__AIM OF THE EXERCISE__.
Gather each line containing the string "государства" from these entries.
>> start
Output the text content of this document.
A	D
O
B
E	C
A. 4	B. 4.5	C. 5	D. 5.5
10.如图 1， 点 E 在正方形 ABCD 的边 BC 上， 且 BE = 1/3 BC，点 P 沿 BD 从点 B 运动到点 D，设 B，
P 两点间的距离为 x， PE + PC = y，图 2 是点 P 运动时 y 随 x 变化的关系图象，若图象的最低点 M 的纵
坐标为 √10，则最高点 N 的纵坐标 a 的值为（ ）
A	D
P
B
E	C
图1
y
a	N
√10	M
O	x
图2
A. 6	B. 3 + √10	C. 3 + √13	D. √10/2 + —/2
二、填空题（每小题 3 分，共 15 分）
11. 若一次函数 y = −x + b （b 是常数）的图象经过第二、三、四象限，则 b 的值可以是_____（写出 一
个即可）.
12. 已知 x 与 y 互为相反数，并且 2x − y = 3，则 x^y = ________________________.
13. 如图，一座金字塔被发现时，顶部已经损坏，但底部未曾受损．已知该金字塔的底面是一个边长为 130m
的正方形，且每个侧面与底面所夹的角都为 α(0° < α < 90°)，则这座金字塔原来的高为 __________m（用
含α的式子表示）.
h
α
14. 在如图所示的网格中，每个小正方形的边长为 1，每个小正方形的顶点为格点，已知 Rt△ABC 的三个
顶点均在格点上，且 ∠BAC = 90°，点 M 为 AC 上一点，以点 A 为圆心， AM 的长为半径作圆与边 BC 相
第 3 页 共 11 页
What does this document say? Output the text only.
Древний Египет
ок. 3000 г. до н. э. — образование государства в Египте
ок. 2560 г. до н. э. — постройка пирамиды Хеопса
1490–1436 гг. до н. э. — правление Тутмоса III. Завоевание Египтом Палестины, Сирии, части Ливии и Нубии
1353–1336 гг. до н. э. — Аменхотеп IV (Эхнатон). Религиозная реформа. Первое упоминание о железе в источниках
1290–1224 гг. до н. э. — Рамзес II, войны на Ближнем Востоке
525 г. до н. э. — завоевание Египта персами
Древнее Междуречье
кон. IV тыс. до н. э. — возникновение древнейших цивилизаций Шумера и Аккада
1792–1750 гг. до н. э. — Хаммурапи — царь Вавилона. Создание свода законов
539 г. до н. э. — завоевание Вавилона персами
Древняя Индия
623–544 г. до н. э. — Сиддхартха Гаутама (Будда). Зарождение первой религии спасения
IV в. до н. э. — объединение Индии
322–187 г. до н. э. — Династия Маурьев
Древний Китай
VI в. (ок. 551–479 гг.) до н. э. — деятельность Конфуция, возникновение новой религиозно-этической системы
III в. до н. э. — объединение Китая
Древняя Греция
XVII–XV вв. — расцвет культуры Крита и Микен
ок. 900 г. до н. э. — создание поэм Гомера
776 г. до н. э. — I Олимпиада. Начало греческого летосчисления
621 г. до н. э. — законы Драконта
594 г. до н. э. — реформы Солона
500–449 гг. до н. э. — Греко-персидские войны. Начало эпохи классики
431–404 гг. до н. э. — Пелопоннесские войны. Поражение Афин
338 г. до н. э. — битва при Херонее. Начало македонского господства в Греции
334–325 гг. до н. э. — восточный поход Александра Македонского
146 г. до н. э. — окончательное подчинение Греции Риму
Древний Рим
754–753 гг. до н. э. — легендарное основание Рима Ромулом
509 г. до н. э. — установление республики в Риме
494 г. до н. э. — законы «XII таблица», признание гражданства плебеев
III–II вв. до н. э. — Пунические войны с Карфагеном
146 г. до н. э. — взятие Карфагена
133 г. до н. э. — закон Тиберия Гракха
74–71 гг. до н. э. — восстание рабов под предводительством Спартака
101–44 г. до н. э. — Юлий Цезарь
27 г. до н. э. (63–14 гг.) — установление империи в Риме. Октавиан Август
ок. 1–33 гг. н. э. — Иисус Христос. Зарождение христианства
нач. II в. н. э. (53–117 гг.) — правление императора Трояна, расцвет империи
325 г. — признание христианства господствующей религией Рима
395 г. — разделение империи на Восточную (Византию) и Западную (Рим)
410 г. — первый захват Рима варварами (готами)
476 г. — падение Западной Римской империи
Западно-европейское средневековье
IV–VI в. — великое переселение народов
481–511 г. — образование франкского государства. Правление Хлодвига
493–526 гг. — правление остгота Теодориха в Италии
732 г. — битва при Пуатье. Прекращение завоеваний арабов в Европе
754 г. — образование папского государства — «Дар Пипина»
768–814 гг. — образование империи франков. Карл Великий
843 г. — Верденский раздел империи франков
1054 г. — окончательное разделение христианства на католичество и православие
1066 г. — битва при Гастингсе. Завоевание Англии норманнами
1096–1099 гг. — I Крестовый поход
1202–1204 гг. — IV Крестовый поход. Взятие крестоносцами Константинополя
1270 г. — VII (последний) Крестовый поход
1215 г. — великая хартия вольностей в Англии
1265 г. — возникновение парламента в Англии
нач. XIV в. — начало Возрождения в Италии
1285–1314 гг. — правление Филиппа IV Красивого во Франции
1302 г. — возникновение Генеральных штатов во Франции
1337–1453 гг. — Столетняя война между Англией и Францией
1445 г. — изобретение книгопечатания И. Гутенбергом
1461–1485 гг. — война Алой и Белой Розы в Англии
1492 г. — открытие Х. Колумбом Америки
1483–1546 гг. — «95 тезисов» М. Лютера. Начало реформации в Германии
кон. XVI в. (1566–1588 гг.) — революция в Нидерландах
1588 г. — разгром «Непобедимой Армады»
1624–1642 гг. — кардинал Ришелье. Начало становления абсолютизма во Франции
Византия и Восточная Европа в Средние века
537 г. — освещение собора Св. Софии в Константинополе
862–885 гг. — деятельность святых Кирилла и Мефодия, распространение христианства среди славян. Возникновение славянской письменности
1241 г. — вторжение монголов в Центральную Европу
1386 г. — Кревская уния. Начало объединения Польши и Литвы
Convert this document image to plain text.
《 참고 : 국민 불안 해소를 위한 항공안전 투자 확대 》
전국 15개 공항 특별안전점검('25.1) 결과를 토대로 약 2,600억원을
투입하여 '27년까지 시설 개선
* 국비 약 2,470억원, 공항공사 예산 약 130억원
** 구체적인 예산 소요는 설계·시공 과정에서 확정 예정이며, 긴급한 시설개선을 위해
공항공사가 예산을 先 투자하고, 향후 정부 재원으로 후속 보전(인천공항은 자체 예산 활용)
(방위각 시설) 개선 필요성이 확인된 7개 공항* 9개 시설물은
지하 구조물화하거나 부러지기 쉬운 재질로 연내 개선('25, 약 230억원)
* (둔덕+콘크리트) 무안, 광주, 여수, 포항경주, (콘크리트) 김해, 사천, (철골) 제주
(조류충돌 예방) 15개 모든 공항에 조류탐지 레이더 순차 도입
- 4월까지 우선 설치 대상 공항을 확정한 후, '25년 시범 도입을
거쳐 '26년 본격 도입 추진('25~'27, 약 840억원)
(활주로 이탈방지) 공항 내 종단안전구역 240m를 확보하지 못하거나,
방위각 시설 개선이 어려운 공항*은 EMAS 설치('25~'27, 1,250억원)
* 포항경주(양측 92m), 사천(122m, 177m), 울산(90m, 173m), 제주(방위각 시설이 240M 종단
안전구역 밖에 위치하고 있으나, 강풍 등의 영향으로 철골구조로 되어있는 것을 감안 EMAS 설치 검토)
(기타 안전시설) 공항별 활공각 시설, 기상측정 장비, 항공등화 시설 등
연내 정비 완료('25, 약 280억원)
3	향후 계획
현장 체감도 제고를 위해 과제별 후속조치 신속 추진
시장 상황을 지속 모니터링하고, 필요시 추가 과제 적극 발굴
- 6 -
>> end
__RESULT FOR THIS TASK__.
ок. 3000 г. до н. э. — образование государства в Египте
481–511 г. — образование франкского государства. Правление Хлодвига
754 г. — образование папского государства — «Дар Пипина»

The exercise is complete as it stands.